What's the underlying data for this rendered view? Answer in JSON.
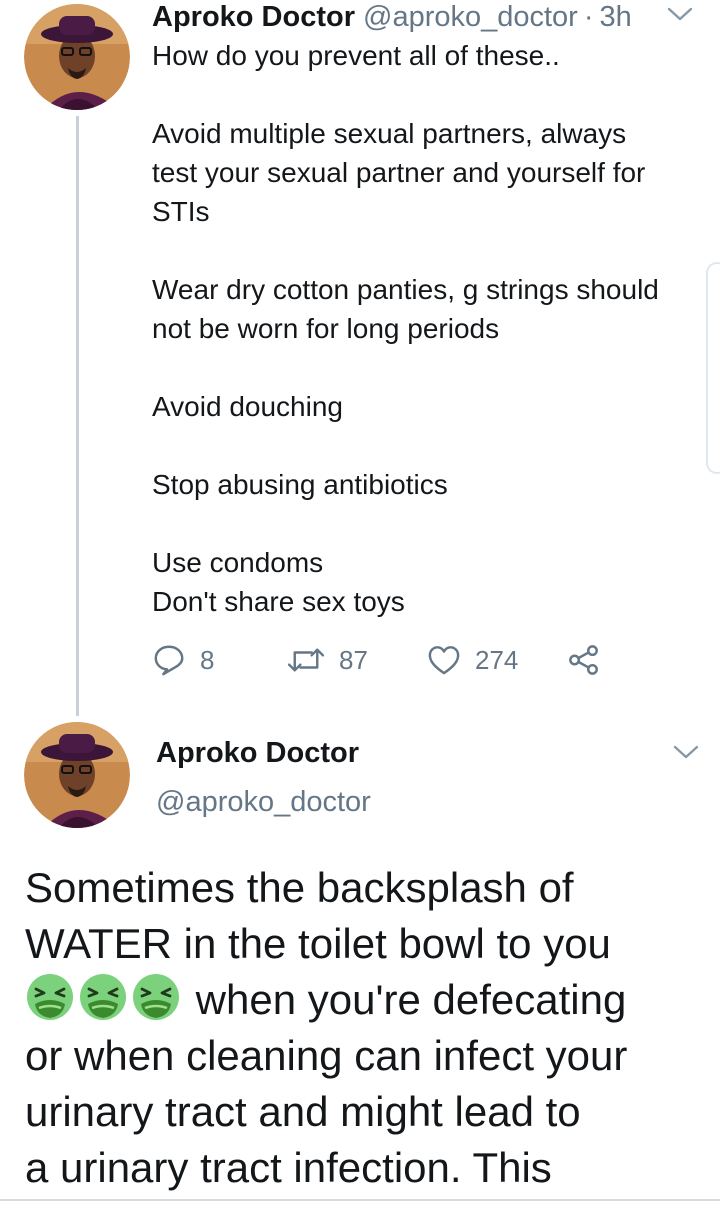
{
  "tweet1": {
    "author_name": "Aproko Doctor",
    "handle": "@aproko_doctor",
    "separator": "·",
    "time": "3h",
    "paragraphs": [
      [
        "How do you prevent all of these.."
      ],
      [
        "Avoid multiple sexual partners, always",
        "test your sexual partner and yourself for",
        "STIs"
      ],
      [
        "Wear dry cotton panties, g strings should",
        "not be worn for long periods"
      ],
      [
        "Avoid douching"
      ],
      [
        "Stop abusing antibiotics"
      ],
      [
        "Use condoms",
        "Don't share sex toys"
      ]
    ],
    "actions": {
      "replies": "8",
      "retweets": "87",
      "likes": "274"
    }
  },
  "tweet2": {
    "author_name": "Aproko Doctor",
    "handle": "@aproko_doctor",
    "body_lines": [
      "Sometimes the backsplash of",
      "WATER in the toilet bowl to you",
      "when you're defecating",
      "or when cleaning can infect your",
      "urinary tract and might lead to",
      "a urinary tract infection. This"
    ],
    "emoji_name": "nauseated-face-emoji"
  },
  "icons": {
    "reply": "reply-icon",
    "retweet": "retweet-icon",
    "like": "heart-icon",
    "share": "share-icon",
    "menu": "chevron-down-icon"
  },
  "colors": {
    "text": "#14171a",
    "secondary": "#657786",
    "thread_line": "#c8d1d9",
    "emoji_face": "#7bd17c",
    "emoji_mouth": "#3c8a2e"
  }
}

■ WORK TO DO ■
Repeat all of the records verbatim, leaving out the pictures.

■ FINAL RESULT ■
What's the underlying data for this rendered view? Answer in JSON.
{
  "tweet1": {
    "author_name": "Aproko Doctor",
    "handle": "@aproko_doctor",
    "separator": "·",
    "time": "3h",
    "paragraphs": [
      [
        "How do you prevent all of these.."
      ],
      [
        "Avoid multiple sexual partners, always",
        "test your sexual partner and yourself for",
        "STIs"
      ],
      [
        "Wear dry cotton panties, g strings should",
        "not be worn for long periods"
      ],
      [
        "Avoid douching"
      ],
      [
        "Stop abusing antibiotics"
      ],
      [
        "Use condoms",
        "Don't share sex toys"
      ]
    ],
    "actions": {
      "replies": "8",
      "retweets": "87",
      "likes": "274"
    }
  },
  "tweet2": {
    "author_name": "Aproko Doctor",
    "handle": "@aproko_doctor",
    "body_lines": [
      "Sometimes the backsplash of",
      "WATER in the toilet bowl to you",
      "when you're defecating",
      "or when cleaning can infect your",
      "urinary tract and might lead to",
      "a urinary tract infection. This"
    ],
    "emoji_name": "nauseated-face-emoji"
  },
  "icons": {
    "reply": "reply-icon",
    "retweet": "retweet-icon",
    "like": "heart-icon",
    "share": "share-icon",
    "menu": "chevron-down-icon"
  },
  "colors": {
    "text": "#14171a",
    "secondary": "#657786",
    "thread_line": "#c8d1d9",
    "emoji_face": "#7bd17c",
    "emoji_mouth": "#3c8a2e"
  }
}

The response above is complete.